Exercise data:
::::::::

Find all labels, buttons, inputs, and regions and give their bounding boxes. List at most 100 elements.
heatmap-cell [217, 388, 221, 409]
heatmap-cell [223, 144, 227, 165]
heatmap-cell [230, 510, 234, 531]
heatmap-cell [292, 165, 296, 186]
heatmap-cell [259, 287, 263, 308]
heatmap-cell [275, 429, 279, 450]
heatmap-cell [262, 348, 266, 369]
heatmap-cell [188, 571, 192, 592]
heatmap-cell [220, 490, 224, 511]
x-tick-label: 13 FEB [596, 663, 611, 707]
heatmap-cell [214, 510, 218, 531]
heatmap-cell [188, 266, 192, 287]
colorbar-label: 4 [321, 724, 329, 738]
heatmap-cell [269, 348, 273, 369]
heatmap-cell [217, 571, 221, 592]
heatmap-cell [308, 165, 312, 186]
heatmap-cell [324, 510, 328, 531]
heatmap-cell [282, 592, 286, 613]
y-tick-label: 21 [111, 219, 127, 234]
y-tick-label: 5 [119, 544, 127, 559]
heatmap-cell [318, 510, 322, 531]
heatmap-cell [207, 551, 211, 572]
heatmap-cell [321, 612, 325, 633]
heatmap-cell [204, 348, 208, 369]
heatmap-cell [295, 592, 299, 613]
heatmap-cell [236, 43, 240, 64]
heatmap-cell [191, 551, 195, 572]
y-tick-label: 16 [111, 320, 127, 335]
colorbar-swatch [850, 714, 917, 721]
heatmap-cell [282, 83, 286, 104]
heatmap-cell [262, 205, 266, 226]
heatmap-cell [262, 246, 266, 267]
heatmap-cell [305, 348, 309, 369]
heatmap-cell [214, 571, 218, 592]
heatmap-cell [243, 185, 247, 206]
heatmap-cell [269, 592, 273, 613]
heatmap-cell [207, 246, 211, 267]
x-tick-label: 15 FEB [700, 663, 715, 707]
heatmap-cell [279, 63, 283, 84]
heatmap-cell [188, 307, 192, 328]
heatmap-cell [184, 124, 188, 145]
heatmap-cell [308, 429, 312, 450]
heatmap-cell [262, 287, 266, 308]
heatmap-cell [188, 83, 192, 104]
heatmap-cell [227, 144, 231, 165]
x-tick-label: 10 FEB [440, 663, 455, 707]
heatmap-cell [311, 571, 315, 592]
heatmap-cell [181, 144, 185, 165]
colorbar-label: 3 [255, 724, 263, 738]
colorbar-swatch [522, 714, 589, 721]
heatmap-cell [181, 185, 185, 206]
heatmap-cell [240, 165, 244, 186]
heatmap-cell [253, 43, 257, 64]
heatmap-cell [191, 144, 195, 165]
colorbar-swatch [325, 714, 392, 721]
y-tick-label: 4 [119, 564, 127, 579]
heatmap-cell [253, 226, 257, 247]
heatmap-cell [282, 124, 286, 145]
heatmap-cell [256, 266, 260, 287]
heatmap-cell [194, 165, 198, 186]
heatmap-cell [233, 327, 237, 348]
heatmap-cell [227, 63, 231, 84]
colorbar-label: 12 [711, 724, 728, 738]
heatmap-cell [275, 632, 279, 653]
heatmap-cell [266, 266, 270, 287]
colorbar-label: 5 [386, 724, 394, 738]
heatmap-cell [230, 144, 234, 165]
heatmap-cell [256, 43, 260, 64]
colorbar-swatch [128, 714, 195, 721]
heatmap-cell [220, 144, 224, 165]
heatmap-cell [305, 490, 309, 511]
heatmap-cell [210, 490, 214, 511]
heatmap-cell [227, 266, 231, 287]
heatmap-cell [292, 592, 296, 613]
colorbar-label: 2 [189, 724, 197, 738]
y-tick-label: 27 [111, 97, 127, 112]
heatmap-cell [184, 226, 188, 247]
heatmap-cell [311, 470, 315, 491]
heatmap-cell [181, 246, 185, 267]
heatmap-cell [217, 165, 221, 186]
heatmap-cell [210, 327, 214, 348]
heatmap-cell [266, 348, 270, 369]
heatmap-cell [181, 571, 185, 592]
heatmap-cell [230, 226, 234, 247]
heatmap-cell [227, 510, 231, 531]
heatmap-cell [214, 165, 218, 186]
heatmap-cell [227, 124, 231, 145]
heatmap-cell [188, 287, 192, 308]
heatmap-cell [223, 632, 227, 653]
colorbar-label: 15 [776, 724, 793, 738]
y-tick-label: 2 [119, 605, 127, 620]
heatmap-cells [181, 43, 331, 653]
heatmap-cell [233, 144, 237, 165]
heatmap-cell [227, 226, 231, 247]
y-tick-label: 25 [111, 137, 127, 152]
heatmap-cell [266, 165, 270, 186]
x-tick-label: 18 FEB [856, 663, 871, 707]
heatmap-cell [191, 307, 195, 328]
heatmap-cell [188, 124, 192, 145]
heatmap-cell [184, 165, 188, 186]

::::::::

Your instructions: Copy every row above word for word, one line per row.

In response:
Find all labels, buttons, inputs, and regions and give their bounding boxes. List at most 100 elements.
heatmap-cell [217, 388, 221, 409]
heatmap-cell [223, 144, 227, 165]
heatmap-cell [230, 510, 234, 531]
heatmap-cell [292, 165, 296, 186]
heatmap-cell [259, 287, 263, 308]
heatmap-cell [275, 429, 279, 450]
heatmap-cell [262, 348, 266, 369]
heatmap-cell [188, 571, 192, 592]
heatmap-cell [220, 490, 224, 511]
x-tick-label: 13 FEB [596, 663, 611, 707]
heatmap-cell [214, 510, 218, 531]
heatmap-cell [188, 266, 192, 287]
colorbar-label: 4 [321, 724, 329, 738]
heatmap-cell [269, 348, 273, 369]
heatmap-cell [217, 571, 221, 592]
heatmap-cell [308, 165, 312, 186]
heatmap-cell [324, 510, 328, 531]
heatmap-cell [282, 592, 286, 613]
y-tick-label: 21 [111, 219, 127, 234]
y-tick-label: 5 [119, 544, 127, 559]
heatmap-cell [318, 510, 322, 531]
heatmap-cell [207, 551, 211, 572]
heatmap-cell [321, 612, 325, 633]
heatmap-cell [204, 348, 208, 369]
heatmap-cell [295, 592, 299, 613]
heatmap-cell [236, 43, 240, 64]
heatmap-cell [191, 551, 195, 572]
y-tick-label: 16 [111, 320, 127, 335]
colorbar-swatch [850, 714, 917, 721]
heatmap-cell [282, 83, 286, 104]
heatmap-cell [262, 205, 266, 226]
heatmap-cell [262, 246, 266, 267]
heatmap-cell [305, 348, 309, 369]
heatmap-cell [214, 571, 218, 592]
heatmap-cell [243, 185, 247, 206]
heatmap-cell [269, 592, 273, 613]
heatmap-cell [207, 246, 211, 267]
x-tick-label: 15 FEB [700, 663, 715, 707]
heatmap-cell [279, 63, 283, 84]
heatmap-cell [188, 307, 192, 328]
heatmap-cell [184, 124, 188, 145]
heatmap-cell [308, 429, 312, 450]
heatmap-cell [262, 287, 266, 308]
heatmap-cell [188, 83, 192, 104]
heatmap-cell [227, 144, 231, 165]
x-tick-label: 10 FEB [440, 663, 455, 707]
heatmap-cell [311, 571, 315, 592]
heatmap-cell [181, 144, 185, 165]
colorbar-label: 3 [255, 724, 263, 738]
colorbar-swatch [522, 714, 589, 721]
heatmap-cell [181, 185, 185, 206]
heatmap-cell [240, 165, 244, 186]
heatmap-cell [253, 43, 257, 64]
heatmap-cell [191, 144, 195, 165]
colorbar-swatch [325, 714, 392, 721]
y-tick-label: 4 [119, 564, 127, 579]
heatmap-cell [253, 226, 257, 247]
heatmap-cell [282, 124, 286, 145]
heatmap-cell [256, 266, 260, 287]
heatmap-cell [194, 165, 198, 186]
heatmap-cell [233, 327, 237, 348]
heatmap-cell [227, 63, 231, 84]
colorbar-label: 12 [711, 724, 728, 738]
heatmap-cell [275, 632, 279, 653]
heatmap-cell [266, 266, 270, 287]
colorbar-label: 5 [386, 724, 394, 738]
heatmap-cell [230, 144, 234, 165]
heatmap-cell [256, 43, 260, 64]
colorbar-swatch [128, 714, 195, 721]
heatmap-cell [220, 144, 224, 165]
heatmap-cell [305, 490, 309, 511]
heatmap-cell [210, 490, 214, 511]
heatmap-cell [227, 266, 231, 287]
heatmap-cell [292, 592, 296, 613]
colorbar-label: 2 [189, 724, 197, 738]
y-tick-label: 27 [111, 97, 127, 112]
heatmap-cell [184, 226, 188, 247]
heatmap-cell [311, 470, 315, 491]
heatmap-cell [181, 246, 185, 267]
heatmap-cell [217, 165, 221, 186]
heatmap-cell [210, 327, 214, 348]
heatmap-cell [266, 348, 270, 369]
heatmap-cell [181, 571, 185, 592]
heatmap-cell [230, 226, 234, 247]
heatmap-cell [227, 510, 231, 531]
heatmap-cell [214, 165, 218, 186]
heatmap-cell [227, 124, 231, 145]
heatmap-cell [188, 287, 192, 308]
heatmap-cell [223, 632, 227, 653]
colorbar-label: 15 [776, 724, 793, 738]
y-tick-label: 2 [119, 605, 127, 620]
heatmap-cells [181, 43, 331, 653]
heatmap-cell [233, 144, 237, 165]
heatmap-cell [227, 226, 231, 247]
y-tick-label: 25 [111, 137, 127, 152]
heatmap-cell [266, 165, 270, 186]
x-tick-label: 18 FEB [856, 663, 871, 707]
heatmap-cell [191, 307, 195, 328]
heatmap-cell [188, 124, 192, 145]
heatmap-cell [184, 165, 188, 186]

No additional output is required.